DATA LINES —
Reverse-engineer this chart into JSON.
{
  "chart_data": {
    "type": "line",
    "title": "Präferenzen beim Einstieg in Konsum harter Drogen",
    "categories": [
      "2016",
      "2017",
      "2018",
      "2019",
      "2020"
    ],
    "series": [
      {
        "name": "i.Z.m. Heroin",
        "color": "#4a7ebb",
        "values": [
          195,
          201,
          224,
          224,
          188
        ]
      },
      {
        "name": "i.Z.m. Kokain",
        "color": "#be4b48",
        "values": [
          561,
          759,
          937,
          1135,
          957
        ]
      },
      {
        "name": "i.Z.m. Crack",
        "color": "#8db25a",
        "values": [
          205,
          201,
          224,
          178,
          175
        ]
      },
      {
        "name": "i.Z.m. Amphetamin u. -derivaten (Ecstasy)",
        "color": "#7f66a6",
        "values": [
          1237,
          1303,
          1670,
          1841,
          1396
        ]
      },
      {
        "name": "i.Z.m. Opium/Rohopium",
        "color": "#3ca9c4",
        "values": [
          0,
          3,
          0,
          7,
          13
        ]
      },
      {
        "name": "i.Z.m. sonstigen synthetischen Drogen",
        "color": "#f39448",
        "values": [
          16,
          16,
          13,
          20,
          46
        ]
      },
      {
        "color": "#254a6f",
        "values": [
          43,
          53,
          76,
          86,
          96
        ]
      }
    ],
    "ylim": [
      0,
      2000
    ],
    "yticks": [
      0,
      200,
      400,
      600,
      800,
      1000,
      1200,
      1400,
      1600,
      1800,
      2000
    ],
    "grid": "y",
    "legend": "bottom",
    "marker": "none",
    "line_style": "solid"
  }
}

---

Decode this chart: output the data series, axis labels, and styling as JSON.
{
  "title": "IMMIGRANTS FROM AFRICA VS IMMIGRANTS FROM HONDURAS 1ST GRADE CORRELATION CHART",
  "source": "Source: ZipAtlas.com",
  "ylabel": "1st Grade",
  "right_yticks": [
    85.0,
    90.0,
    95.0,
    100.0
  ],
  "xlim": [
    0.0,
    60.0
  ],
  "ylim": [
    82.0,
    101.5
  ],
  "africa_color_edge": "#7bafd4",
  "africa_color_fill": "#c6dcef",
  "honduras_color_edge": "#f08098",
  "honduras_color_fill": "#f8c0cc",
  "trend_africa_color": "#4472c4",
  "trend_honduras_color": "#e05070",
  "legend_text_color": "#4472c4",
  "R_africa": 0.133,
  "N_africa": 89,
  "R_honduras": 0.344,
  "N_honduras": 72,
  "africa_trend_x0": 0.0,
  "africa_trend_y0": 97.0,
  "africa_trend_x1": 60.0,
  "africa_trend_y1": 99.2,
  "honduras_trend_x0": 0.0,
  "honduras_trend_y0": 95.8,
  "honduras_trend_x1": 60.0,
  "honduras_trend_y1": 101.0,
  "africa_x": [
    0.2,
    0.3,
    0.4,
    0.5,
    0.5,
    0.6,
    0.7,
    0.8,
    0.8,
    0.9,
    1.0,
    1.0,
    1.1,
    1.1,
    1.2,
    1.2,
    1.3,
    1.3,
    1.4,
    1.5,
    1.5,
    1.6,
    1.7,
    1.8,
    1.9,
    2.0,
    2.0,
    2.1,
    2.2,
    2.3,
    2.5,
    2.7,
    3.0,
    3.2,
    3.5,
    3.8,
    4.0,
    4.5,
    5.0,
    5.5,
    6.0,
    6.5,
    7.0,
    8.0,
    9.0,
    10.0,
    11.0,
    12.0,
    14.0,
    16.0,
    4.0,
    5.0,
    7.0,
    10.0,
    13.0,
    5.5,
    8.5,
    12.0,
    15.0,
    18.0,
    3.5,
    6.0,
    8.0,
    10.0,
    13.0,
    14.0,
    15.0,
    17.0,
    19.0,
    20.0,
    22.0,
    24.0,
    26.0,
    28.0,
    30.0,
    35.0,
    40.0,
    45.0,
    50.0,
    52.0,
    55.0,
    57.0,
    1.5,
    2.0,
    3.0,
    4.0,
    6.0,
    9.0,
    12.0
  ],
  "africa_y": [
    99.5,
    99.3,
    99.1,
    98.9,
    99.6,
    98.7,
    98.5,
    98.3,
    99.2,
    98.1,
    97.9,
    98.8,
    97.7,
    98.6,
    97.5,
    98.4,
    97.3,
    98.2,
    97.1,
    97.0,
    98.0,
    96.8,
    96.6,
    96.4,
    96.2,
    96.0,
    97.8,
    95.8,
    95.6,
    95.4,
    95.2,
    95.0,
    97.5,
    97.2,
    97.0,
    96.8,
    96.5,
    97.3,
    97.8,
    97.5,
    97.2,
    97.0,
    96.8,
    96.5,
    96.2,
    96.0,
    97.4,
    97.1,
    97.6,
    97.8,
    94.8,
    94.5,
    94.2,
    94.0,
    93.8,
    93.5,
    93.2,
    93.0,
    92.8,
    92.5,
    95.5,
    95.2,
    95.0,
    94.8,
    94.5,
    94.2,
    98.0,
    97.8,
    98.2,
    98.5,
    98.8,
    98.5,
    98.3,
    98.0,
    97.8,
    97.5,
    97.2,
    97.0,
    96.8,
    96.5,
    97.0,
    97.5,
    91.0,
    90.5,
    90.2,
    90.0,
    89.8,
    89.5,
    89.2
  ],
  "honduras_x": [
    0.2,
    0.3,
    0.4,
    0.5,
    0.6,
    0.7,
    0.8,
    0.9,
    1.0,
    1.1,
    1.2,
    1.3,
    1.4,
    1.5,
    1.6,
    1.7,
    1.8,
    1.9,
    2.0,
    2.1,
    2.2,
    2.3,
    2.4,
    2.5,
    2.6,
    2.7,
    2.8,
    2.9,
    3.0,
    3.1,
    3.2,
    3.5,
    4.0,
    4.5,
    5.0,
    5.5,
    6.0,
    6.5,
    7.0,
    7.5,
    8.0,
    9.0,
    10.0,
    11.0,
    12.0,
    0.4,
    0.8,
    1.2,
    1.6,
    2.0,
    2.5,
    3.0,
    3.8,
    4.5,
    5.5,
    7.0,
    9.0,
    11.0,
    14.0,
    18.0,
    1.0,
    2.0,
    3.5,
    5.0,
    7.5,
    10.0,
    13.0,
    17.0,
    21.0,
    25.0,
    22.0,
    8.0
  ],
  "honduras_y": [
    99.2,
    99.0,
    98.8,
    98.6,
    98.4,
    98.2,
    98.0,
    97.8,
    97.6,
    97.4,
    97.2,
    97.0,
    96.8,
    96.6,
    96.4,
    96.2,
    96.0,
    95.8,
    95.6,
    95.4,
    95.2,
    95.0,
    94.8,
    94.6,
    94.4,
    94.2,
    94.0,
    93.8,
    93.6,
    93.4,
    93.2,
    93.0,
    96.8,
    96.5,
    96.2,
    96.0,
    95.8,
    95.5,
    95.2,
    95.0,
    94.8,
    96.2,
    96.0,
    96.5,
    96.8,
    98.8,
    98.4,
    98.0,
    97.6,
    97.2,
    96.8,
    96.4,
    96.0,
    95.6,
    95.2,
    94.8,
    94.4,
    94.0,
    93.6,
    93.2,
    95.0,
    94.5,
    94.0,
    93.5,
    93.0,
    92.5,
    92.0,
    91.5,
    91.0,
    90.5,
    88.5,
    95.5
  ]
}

EXERCISE INSTRUCTIONS —
Looking at the data above, show all lines where the word "this" occurs.

CORRECT ANSWER —
Reverse-engineer this chart into JSON.
Decode this chart: output the data series, axis labels, and styling as JSON.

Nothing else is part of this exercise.